EXERCISE REQUIREMENTS »
Copy out all lines that carry the word "xlabel".

Excerpt from a dataset
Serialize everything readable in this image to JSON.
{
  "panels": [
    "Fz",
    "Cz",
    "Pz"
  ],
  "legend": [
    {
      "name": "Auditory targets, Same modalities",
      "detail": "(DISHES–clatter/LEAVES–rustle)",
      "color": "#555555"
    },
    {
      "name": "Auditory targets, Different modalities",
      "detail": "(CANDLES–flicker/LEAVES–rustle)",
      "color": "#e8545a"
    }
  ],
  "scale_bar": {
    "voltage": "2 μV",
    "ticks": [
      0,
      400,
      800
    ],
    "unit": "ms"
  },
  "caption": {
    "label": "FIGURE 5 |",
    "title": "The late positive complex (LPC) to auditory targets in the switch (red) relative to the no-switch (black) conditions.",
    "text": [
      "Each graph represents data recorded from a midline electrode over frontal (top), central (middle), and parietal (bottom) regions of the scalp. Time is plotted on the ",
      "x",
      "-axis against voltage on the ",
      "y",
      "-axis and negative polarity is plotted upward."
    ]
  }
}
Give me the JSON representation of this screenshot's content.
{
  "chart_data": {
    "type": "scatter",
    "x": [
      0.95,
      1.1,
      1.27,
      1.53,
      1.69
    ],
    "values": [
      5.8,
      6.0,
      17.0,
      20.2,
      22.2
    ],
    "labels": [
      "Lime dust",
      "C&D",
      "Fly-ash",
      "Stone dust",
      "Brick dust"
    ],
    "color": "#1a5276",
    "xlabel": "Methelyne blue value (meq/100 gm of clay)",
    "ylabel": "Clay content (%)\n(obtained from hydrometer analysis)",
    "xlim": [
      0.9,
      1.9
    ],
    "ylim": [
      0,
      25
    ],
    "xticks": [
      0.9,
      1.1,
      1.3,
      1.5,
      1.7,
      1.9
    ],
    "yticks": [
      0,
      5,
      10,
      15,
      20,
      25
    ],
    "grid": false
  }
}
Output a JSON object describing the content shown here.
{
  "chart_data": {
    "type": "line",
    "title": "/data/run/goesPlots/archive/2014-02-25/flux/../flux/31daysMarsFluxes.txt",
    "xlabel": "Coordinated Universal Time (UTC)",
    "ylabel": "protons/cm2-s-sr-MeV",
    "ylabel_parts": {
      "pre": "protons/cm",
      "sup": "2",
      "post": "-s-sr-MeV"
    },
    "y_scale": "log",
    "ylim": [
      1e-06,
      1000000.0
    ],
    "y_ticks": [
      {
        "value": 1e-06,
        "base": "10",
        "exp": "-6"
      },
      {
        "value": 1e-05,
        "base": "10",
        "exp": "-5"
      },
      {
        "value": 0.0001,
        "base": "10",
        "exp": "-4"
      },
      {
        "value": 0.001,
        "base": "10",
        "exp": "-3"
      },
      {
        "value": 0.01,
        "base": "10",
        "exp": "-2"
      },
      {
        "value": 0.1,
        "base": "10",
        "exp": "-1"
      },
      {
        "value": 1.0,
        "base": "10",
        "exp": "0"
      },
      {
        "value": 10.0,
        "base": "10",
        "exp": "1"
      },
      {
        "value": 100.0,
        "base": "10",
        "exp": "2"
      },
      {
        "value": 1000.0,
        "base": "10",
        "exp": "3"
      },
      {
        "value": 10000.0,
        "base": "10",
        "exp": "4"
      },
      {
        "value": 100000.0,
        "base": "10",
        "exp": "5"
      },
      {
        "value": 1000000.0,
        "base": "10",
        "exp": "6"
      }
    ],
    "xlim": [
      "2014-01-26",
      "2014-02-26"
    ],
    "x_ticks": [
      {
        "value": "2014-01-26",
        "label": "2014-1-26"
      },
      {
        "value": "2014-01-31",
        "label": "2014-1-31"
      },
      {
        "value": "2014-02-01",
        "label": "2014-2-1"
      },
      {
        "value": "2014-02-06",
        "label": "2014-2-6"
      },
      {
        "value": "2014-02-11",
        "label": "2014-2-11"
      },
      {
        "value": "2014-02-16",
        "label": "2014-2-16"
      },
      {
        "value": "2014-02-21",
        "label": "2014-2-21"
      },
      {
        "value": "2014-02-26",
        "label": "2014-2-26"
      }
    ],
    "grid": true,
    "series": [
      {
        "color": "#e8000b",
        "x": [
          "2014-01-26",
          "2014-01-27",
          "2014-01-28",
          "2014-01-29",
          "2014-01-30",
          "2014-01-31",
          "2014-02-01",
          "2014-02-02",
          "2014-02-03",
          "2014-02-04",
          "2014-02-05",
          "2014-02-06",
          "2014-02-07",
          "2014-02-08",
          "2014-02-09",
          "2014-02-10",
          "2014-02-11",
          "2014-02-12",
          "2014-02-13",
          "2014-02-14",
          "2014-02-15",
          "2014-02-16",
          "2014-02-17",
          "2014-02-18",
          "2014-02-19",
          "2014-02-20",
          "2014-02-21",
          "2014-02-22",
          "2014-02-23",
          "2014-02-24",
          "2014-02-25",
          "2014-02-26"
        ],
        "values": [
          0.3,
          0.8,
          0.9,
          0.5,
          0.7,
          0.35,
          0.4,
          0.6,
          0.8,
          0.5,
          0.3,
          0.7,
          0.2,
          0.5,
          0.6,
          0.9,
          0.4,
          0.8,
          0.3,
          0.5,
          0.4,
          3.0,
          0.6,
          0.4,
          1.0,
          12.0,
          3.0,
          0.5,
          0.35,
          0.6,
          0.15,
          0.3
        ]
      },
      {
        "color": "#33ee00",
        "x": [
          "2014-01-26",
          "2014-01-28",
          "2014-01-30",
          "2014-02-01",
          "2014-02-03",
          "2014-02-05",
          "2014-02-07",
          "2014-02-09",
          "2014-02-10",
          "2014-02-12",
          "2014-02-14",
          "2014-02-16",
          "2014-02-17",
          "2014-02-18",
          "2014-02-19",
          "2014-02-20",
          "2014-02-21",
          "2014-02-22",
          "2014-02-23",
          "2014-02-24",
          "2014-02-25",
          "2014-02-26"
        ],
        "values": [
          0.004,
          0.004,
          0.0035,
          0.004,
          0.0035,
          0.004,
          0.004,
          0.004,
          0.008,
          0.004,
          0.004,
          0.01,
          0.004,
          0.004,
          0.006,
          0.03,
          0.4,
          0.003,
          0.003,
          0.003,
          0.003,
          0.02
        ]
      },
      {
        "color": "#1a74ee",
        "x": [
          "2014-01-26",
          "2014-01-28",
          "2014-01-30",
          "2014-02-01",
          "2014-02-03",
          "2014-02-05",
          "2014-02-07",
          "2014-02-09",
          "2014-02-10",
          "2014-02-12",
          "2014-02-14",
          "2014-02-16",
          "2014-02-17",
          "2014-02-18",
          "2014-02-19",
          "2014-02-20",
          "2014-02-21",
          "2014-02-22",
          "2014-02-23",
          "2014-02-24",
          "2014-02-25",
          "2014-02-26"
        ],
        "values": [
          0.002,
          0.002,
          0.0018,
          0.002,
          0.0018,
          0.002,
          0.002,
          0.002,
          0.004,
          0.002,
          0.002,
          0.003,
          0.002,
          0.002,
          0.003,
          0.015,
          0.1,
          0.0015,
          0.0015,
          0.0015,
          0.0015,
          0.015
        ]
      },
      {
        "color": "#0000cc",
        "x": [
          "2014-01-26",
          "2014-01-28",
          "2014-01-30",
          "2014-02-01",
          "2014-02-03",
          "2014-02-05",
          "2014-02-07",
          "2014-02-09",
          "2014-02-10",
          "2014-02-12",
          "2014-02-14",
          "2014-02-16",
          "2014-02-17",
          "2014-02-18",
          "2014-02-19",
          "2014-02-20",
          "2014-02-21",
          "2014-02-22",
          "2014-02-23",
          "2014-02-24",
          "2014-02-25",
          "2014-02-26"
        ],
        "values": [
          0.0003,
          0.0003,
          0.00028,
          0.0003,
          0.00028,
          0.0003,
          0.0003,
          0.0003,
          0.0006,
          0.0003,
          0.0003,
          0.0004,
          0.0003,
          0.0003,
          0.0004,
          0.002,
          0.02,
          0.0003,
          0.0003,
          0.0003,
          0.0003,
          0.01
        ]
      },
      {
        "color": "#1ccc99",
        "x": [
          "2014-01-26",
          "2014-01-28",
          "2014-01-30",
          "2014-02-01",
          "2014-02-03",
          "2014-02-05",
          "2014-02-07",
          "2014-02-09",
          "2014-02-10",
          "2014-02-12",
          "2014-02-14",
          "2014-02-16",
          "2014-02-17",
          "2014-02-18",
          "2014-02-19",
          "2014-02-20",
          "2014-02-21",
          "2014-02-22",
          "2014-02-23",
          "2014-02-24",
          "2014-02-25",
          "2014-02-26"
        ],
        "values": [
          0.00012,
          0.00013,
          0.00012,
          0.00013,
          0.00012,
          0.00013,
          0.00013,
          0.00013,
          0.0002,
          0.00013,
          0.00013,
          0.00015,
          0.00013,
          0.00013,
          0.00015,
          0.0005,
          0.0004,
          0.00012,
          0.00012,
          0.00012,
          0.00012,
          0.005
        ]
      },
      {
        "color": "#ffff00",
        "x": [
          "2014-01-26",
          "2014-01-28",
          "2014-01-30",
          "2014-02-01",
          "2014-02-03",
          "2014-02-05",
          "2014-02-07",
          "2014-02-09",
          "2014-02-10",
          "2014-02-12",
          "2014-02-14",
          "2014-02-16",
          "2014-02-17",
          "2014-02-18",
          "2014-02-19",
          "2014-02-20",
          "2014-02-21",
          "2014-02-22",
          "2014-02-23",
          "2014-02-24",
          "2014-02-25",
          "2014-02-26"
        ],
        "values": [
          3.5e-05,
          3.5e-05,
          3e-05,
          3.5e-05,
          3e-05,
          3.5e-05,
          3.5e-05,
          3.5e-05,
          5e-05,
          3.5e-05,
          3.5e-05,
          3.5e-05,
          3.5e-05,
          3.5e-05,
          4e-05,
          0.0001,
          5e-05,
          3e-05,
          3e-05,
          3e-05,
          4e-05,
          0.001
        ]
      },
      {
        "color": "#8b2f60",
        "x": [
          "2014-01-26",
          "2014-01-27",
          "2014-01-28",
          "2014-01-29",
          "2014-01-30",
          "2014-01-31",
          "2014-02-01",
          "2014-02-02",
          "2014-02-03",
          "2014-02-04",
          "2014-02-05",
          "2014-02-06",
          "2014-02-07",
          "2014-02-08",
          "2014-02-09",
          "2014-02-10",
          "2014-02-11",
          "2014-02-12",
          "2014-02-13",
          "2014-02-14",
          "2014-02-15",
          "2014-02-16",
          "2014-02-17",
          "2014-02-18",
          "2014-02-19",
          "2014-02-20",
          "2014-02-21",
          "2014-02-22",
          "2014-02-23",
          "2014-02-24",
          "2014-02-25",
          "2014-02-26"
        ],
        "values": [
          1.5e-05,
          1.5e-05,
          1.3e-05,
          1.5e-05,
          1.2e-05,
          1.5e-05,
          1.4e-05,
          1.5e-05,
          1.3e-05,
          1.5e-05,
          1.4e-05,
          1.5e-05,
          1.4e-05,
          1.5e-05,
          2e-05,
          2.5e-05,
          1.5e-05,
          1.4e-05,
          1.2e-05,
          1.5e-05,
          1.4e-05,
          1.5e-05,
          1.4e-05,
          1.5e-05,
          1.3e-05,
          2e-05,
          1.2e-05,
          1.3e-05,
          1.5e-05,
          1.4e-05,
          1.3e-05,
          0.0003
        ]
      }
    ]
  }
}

REPLY »
    "xlabel": "Methelyne blue value (meq/100 gm of clay)",
    "xlabel": "Coordinated Universal Time (UTC)",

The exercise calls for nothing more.